DIRECTIONS FOR THIS TASK:
Can you print the data exactly and leave out each image?
** Start INPUT FOR THIS TASK **
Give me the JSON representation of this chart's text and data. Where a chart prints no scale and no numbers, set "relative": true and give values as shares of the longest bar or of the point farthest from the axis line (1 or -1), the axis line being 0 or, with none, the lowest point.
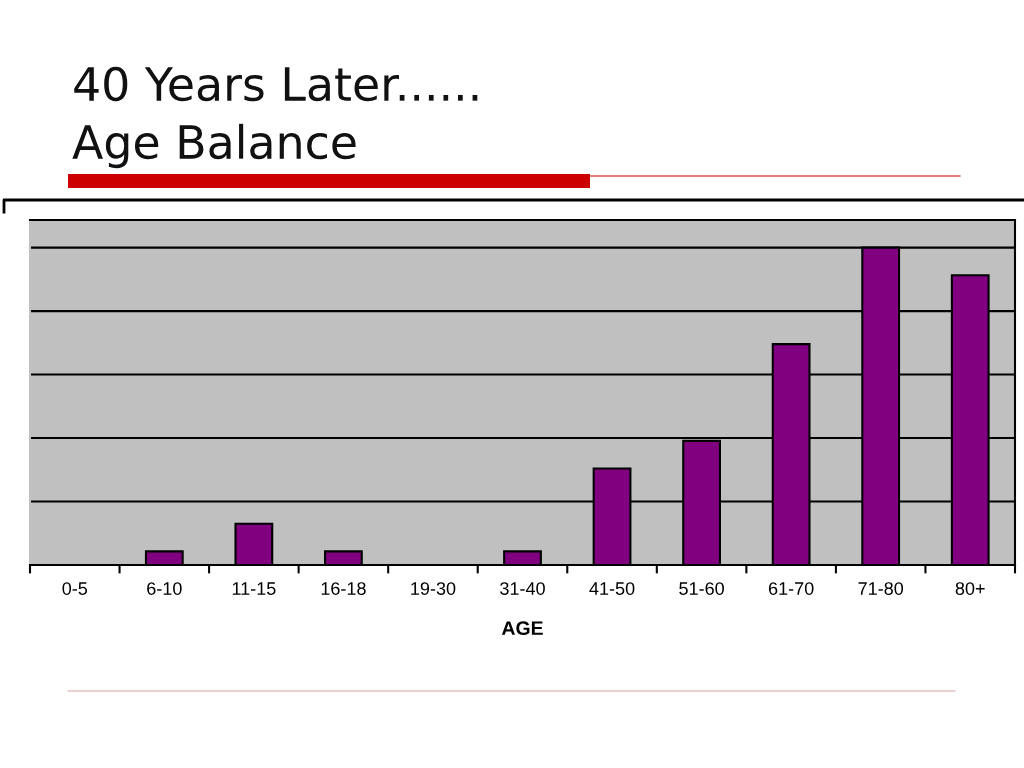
{
  "chart_data": {
    "type": "bar",
    "title": "40 Years Later......",
    "subtitle": "Age Balance",
    "xlabel": "AGE",
    "categories": [
      "0-5",
      "6-10",
      "11-15",
      "16-18",
      "19-30",
      "31-40",
      "41-50",
      "51-60",
      "61-70",
      "71-80",
      "80+"
    ],
    "values": [
      0,
      0.043,
      0.13,
      0.043,
      0,
      0.043,
      0.304,
      0.391,
      0.696,
      1,
      0.913
    ],
    "color": "#800080",
    "relative": true,
    "grid": "y"
  }
}
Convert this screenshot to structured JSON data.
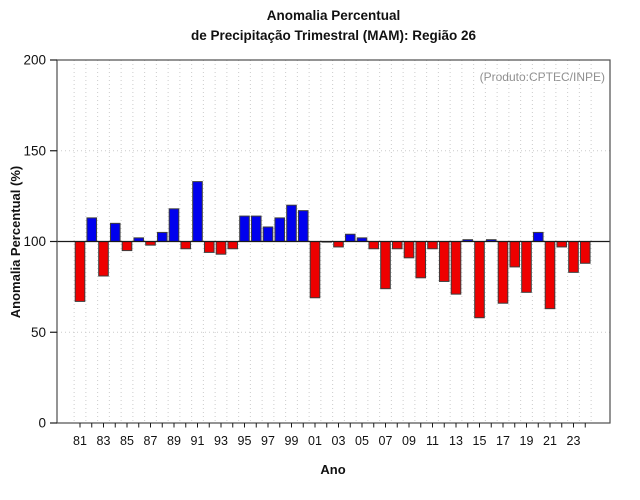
{
  "chart_data": {
    "type": "bar",
    "title_line1": "Anomalia Percentual",
    "title_line2": "de Precipitação Trimestral (MAM): Região 26",
    "ylabel": "Anomalia Percentual (%)",
    "xlabel": "Ano",
    "annotation": "(Produto:CPTEC/INPE)",
    "baseline": 100,
    "ylim": [
      0,
      200
    ],
    "yticks": [
      0,
      50,
      100,
      150,
      200
    ],
    "grid_yticks": [
      50,
      100,
      150
    ],
    "xtick_labels": [
      "81",
      "83",
      "85",
      "87",
      "89",
      "91",
      "93",
      "95",
      "97",
      "99",
      "01",
      "03",
      "05",
      "07",
      "09",
      "11",
      "13",
      "15",
      "17",
      "19",
      "21",
      "23"
    ],
    "categories": [
      "81",
      "82",
      "83",
      "84",
      "85",
      "86",
      "87",
      "88",
      "89",
      "90",
      "91",
      "92",
      "93",
      "94",
      "95",
      "96",
      "97",
      "98",
      "99",
      "00",
      "01",
      "02",
      "03",
      "04",
      "05",
      "06",
      "07",
      "08",
      "09",
      "10",
      "11",
      "12",
      "13",
      "14",
      "15",
      "16",
      "17",
      "18",
      "19",
      "20",
      "21",
      "22",
      "23",
      "24"
    ],
    "values": [
      67,
      113,
      81,
      110,
      95,
      102,
      98,
      105,
      118,
      96,
      133,
      94,
      93,
      96,
      114,
      114,
      108,
      113,
      120,
      117,
      69,
      100,
      97,
      104,
      102,
      96,
      74,
      96,
      91,
      80,
      96,
      78,
      71,
      101,
      58,
      101,
      66,
      86,
      72,
      105,
      63,
      97,
      83,
      88
    ],
    "legend_position": "none",
    "grid": "dotted",
    "colors": {
      "above_baseline": "#0000ee",
      "below_baseline": "#ee0000",
      "bar_outline": "#3c3c3c",
      "grid": "#cccccc",
      "axis": "#4d4d4d",
      "baseline_line": "#1a1a1a",
      "tick_text": "#111111",
      "annotation_text": "#8f8f8f"
    }
  }
}
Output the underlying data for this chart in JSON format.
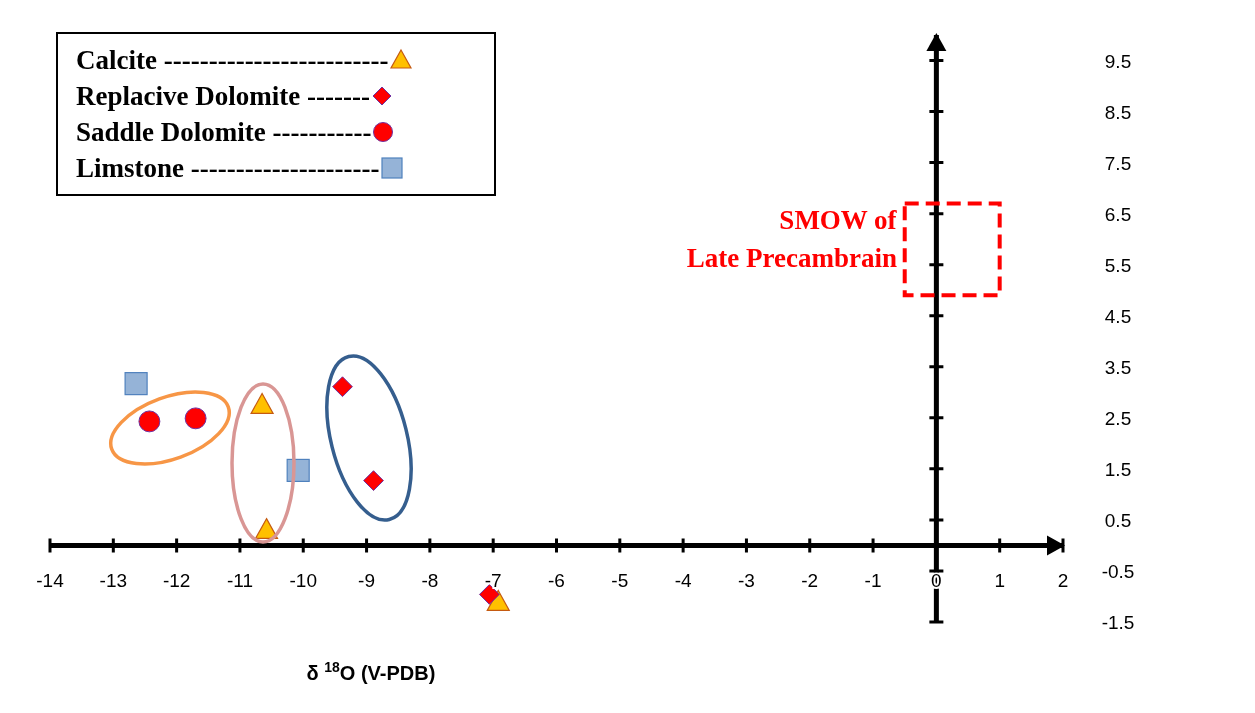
{
  "chart_data": {
    "type": "scatter",
    "xlabel": "δ $^{18}$O (V-PDB)",
    "xlim": [
      -14,
      2
    ],
    "xticks": [
      -14,
      -13,
      -12,
      -11,
      -10,
      -9,
      -8,
      -7,
      -6,
      -5,
      -4,
      -3,
      -2,
      -1,
      0,
      1,
      2
    ],
    "ylim": [
      -1.5,
      10
    ],
    "yticks": [
      -1.5,
      -0.5,
      0.5,
      1.5,
      2.5,
      3.5,
      4.5,
      5.5,
      6.5,
      7.5,
      8.5,
      9.5
    ],
    "legend": "top left",
    "annotations": [
      "SMOW of\nLate Precambrain"
    ],
    "series": [
      {
        "name": "Calcite -------------------------",
        "color": "#ffc000",
        "marker": "triangle",
        "x": [
          -10.65,
          -10.58,
          -6.92
        ],
        "values": [
          2.76,
          0.31,
          -1.1
        ]
      },
      {
        "name": "Replacive Dolomite -------",
        "color": "#ff0000",
        "marker": "diamond",
        "x": [
          -9.38,
          -8.89,
          -7.06
        ],
        "values": [
          3.11,
          1.27,
          -0.96
        ]
      },
      {
        "name": "Saddle Dolomite -----------",
        "color": "#ff0000",
        "marker": "circle",
        "x": [
          -12.43,
          -11.7
        ],
        "values": [
          2.43,
          2.49
        ]
      },
      {
        "name": "Limstone ---------------------",
        "color": "#95b3d7",
        "marker": "square",
        "x": [
          -12.64,
          -10.08
        ],
        "values": [
          3.17,
          1.47
        ]
      }
    ]
  }
}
** End INPUT FOR THIS TASK **
SOLUTION:
Give me the JSON representation of this chart's text and data. Where a chart prints no scale and no numbers, set "relative": true and give values as shares of the longest bar or of the point farthest from the axis line (1 or -1), the axis line being 0 or, with none, the lowest point.
{
  "chart_data": {
    "type": "bar",
    "title": "40 Years Later......",
    "subtitle": "Age Balance",
    "xlabel": "AGE",
    "categories": [
      "0-5",
      "6-10",
      "11-15",
      "16-18",
      "19-30",
      "31-40",
      "41-50",
      "51-60",
      "61-70",
      "71-80",
      "80+"
    ],
    "values": [
      0,
      0.043,
      0.13,
      0.043,
      0,
      0.043,
      0.304,
      0.391,
      0.696,
      1,
      0.913
    ],
    "color": "#800080",
    "relative": true,
    "grid": "y"
  }
}
Convert this screenshot to structured JSON data.
{
  "chart_data": {
    "type": "bar",
    "title_line1": "Anomalia Percentual",
    "title_line2": "de Precipitação Trimestral (MAM): Região 26",
    "ylabel": "Anomalia Percentual (%)",
    "xlabel": "Ano",
    "annotation": "(Produto:CPTEC/INPE)",
    "baseline": 100,
    "ylim": [
      0,
      200
    ],
    "yticks": [
      0,
      50,
      100,
      150,
      200
    ],
    "grid_yticks": [
      50,
      100,
      150
    ],
    "xtick_labels": [
      "81",
      "83",
      "85",
      "87",
      "89",
      "91",
      "93",
      "95",
      "97",
      "99",
      "01",
      "03",
      "05",
      "07",
      "09",
      "11",
      "13",
      "15",
      "17",
      "19",
      "21",
      "23"
    ],
    "categories": [
      "81",
      "82",
      "83",
      "84",
      "85",
      "86",
      "87",
      "88",
      "89",
      "90",
      "91",
      "92",
      "93",
      "94",
      "95",
      "96",
      "97",
      "98",
      "99",
      "00",
      "01",
      "02",
      "03",
      "04",
      "05",
      "06",
      "07",
      "08",
      "09",
      "10",
      "11",
      "12",
      "13",
      "14",
      "15",
      "16",
      "17",
      "18",
      "19",
      "20",
      "21",
      "22",
      "23",
      "24"
    ],
    "values": [
      67,
      113,
      81,
      110,
      95,
      102,
      98,
      105,
      118,
      96,
      133,
      94,
      93,
      96,
      114,
      114,
      108,
      113,
      120,
      117,
      69,
      100,
      97,
      104,
      102,
      96,
      74,
      96,
      91,
      80,
      96,
      78,
      71,
      101,
      58,
      101,
      66,
      86,
      72,
      105,
      63,
      97,
      83,
      88
    ],
    "legend_position": "none",
    "grid": "dotted",
    "colors": {
      "above_baseline": "#0000ee",
      "below_baseline": "#ee0000",
      "bar_outline": "#3c3c3c",
      "grid": "#cccccc",
      "axis": "#4d4d4d",
      "baseline_line": "#1a1a1a",
      "tick_text": "#111111",
      "annotation_text": "#8f8f8f"
    }
  }
}
Output the underlying data for this chart in JSON format.
{
  "chart_data": {
    "type": "scatter",
    "xlabel": "δ $^{18}$O (V-PDB)",
    "xlim": [
      -14,
      2
    ],
    "xticks": [
      -14,
      -13,
      -12,
      -11,
      -10,
      -9,
      -8,
      -7,
      -6,
      -5,
      -4,
      -3,
      -2,
      -1,
      0,
      1,
      2
    ],
    "ylim": [
      -1.5,
      10
    ],
    "yticks": [
      -1.5,
      -0.5,
      0.5,
      1.5,
      2.5,
      3.5,
      4.5,
      5.5,
      6.5,
      7.5,
      8.5,
      9.5
    ],
    "legend": "top left",
    "annotations": [
      "SMOW of\nLate Precambrain"
    ],
    "series": [
      {
        "name": "Calcite -------------------------",
        "color": "#ffc000",
        "marker": "triangle",
        "x": [
          -10.65,
          -10.58,
          -6.92
        ],
        "values": [
          2.76,
          0.31,
          -1.1
        ]
      },
      {
        "name": "Replacive Dolomite -------",
        "color": "#ff0000",
        "marker": "diamond",
        "x": [
          -9.38,
          -8.89,
          -7.06
        ],
        "values": [
          3.11,
          1.27,
          -0.96
        ]
      },
      {
        "name": "Saddle Dolomite -----------",
        "color": "#ff0000",
        "marker": "circle",
        "x": [
          -12.43,
          -11.7
        ],
        "values": [
          2.43,
          2.49
        ]
      },
      {
        "name": "Limstone ---------------------",
        "color": "#95b3d7",
        "marker": "square",
        "x": [
          -12.64,
          -10.08
        ],
        "values": [
          3.17,
          1.47
        ]
      }
    ]
  }
}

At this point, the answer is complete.